◆ Short problem
Gather from the listing below each line that includes the word "有限合伙", and copy it.

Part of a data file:
· · ·

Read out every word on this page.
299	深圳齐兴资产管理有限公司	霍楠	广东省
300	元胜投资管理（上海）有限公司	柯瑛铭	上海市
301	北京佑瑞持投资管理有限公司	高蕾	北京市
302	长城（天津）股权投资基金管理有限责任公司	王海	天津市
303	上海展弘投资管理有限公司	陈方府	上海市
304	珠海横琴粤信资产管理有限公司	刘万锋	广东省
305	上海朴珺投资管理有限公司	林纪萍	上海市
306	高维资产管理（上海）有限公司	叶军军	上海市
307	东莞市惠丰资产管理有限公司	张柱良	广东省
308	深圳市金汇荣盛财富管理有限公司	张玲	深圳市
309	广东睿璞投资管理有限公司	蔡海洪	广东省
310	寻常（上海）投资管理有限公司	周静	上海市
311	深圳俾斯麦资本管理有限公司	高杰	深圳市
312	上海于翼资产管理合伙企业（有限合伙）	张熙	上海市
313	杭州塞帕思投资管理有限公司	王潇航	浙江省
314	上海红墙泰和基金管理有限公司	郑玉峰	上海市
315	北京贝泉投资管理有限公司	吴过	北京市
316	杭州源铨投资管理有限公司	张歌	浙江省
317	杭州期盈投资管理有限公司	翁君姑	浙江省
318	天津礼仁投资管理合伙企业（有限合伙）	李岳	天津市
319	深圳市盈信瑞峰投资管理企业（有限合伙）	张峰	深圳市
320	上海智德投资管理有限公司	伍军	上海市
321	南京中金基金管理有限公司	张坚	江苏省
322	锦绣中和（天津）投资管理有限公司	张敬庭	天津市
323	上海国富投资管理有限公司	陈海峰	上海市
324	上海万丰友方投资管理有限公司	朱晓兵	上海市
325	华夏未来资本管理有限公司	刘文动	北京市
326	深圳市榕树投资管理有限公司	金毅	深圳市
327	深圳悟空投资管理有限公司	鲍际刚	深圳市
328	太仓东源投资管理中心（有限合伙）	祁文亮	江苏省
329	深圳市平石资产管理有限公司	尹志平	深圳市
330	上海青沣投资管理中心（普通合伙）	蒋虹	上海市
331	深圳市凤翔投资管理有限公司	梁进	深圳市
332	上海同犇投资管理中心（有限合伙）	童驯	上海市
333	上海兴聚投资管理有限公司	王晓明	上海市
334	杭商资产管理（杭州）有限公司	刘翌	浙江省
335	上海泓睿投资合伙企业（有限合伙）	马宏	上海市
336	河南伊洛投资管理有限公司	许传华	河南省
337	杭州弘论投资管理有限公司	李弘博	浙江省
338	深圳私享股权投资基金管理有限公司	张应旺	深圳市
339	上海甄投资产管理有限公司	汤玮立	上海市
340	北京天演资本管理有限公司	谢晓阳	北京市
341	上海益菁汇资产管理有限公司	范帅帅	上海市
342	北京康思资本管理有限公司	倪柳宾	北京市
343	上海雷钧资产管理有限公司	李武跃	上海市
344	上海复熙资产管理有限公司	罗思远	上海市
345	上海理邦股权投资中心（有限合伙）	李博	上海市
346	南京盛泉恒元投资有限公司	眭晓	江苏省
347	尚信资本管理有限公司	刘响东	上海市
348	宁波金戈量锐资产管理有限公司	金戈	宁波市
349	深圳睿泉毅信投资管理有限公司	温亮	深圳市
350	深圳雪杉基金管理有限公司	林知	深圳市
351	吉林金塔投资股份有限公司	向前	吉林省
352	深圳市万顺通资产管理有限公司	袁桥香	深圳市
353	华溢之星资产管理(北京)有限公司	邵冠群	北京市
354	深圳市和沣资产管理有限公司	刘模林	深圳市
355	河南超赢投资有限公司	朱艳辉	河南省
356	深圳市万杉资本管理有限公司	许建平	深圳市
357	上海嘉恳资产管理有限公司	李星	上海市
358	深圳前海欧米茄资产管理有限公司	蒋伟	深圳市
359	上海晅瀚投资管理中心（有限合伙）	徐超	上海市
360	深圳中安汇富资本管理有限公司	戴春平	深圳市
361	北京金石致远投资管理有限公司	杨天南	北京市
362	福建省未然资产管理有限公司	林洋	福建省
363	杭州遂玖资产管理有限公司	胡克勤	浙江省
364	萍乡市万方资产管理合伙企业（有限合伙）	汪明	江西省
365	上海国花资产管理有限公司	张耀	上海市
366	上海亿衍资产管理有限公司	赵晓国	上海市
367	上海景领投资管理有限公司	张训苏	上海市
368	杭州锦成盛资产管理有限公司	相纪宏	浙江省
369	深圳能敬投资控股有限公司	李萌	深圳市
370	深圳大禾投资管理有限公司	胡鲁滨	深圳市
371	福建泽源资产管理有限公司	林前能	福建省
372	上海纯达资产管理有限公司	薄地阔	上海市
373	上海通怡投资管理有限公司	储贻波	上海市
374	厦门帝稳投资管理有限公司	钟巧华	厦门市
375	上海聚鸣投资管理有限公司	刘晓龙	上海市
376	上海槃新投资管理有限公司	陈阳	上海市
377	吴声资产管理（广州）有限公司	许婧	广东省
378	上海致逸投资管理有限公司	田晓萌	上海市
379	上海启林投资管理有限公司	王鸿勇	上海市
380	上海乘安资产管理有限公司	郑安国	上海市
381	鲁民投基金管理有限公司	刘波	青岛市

· · ·

◆ Worked answer
312	上海于翼资产管理合伙企业（有限合伙）	张熙	上海市
318	天津礼仁投资管理合伙企业（有限合伙）	李岳	天津市
319	深圳市盈信瑞峰投资管理企业（有限合伙）	张峰	深圳市
328	太仓东源投资管理中心（有限合伙）	祁文亮	江苏省
332	上海同犇投资管理中心（有限合伙）	童驯	上海市
335	上海泓睿投资合伙企业（有限合伙）	马宏	上海市
345	上海理邦股权投资中心（有限合伙）	李博	上海市
359	上海晅瀚投资管理中心（有限合伙）	徐超	上海市
364	萍乡市万方资产管理合伙企业（有限合伙）	汪明	江西省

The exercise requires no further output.